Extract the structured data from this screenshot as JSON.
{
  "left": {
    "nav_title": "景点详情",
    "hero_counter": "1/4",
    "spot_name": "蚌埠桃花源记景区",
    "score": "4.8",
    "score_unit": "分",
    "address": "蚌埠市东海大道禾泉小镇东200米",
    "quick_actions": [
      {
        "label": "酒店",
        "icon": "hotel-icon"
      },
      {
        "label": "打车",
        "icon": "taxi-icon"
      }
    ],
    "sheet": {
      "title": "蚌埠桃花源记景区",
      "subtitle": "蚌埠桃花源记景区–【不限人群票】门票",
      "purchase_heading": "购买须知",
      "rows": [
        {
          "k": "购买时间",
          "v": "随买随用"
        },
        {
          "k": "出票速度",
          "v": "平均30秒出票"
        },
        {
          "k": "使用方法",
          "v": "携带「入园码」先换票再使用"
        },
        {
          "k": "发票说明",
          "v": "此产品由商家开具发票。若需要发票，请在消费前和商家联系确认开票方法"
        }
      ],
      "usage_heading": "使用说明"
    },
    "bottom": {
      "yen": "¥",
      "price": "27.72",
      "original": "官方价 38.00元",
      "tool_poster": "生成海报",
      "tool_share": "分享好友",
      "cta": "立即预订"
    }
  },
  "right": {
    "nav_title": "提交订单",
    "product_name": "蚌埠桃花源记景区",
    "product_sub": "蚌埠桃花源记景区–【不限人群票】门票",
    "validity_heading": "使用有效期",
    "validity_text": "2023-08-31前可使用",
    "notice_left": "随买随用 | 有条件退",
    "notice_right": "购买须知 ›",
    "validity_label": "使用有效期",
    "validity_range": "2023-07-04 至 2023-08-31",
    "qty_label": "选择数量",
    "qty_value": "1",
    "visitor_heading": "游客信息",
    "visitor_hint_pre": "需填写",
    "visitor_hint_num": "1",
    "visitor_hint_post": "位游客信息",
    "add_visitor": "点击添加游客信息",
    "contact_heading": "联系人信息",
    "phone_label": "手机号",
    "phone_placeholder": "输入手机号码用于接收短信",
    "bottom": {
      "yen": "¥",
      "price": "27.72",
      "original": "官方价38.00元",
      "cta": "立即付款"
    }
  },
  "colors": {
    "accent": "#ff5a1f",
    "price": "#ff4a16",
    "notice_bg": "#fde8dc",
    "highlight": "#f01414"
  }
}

• **Job**: All of the material above needs to be retyped word for word.

• **Complete answer**:
Extract the structured data from this screenshot as JSON.
{
  "left": {
    "nav_title": "景点详情",
    "hero_counter": "1/4",
    "spot_name": "蚌埠桃花源记景区",
    "score": "4.8",
    "score_unit": "分",
    "address": "蚌埠市东海大道禾泉小镇东200米",
    "quick_actions": [
      {
        "label": "酒店",
        "icon": "hotel-icon"
      },
      {
        "label": "打车",
        "icon": "taxi-icon"
      }
    ],
    "sheet": {
      "title": "蚌埠桃花源记景区",
      "subtitle": "蚌埠桃花源记景区–【不限人群票】门票",
      "purchase_heading": "购买须知",
      "rows": [
        {
          "k": "购买时间",
          "v": "随买随用"
        },
        {
          "k": "出票速度",
          "v": "平均30秒出票"
        },
        {
          "k": "使用方法",
          "v": "携带「入园码」先换票再使用"
        },
        {
          "k": "发票说明",
          "v": "此产品由商家开具发票。若需要发票，请在消费前和商家联系确认开票方法"
        }
      ],
      "usage_heading": "使用说明"
    },
    "bottom": {
      "yen": "¥",
      "price": "27.72",
      "original": "官方价 38.00元",
      "tool_poster": "生成海报",
      "tool_share": "分享好友",
      "cta": "立即预订"
    }
  },
  "right": {
    "nav_title": "提交订单",
    "product_name": "蚌埠桃花源记景区",
    "product_sub": "蚌埠桃花源记景区–【不限人群票】门票",
    "validity_heading": "使用有效期",
    "validity_text": "2023-08-31前可使用",
    "notice_left": "随买随用 | 有条件退",
    "notice_right": "购买须知 ›",
    "validity_label": "使用有效期",
    "validity_range": "2023-07-04 至 2023-08-31",
    "qty_label": "选择数量",
    "qty_value": "1",
    "visitor_heading": "游客信息",
    "visitor_hint_pre": "需填写",
    "visitor_hint_num": "1",
    "visitor_hint_post": "位游客信息",
    "add_visitor": "点击添加游客信息",
    "contact_heading": "联系人信息",
    "phone_label": "手机号",
    "phone_placeholder": "输入手机号码用于接收短信",
    "bottom": {
      "yen": "¥",
      "price": "27.72",
      "original": "官方价38.00元",
      "cta": "立即付款"
    }
  },
  "colors": {
    "accent": "#ff5a1f",
    "price": "#ff4a16",
    "notice_bg": "#fde8dc",
    "highlight": "#f01414"
  }
}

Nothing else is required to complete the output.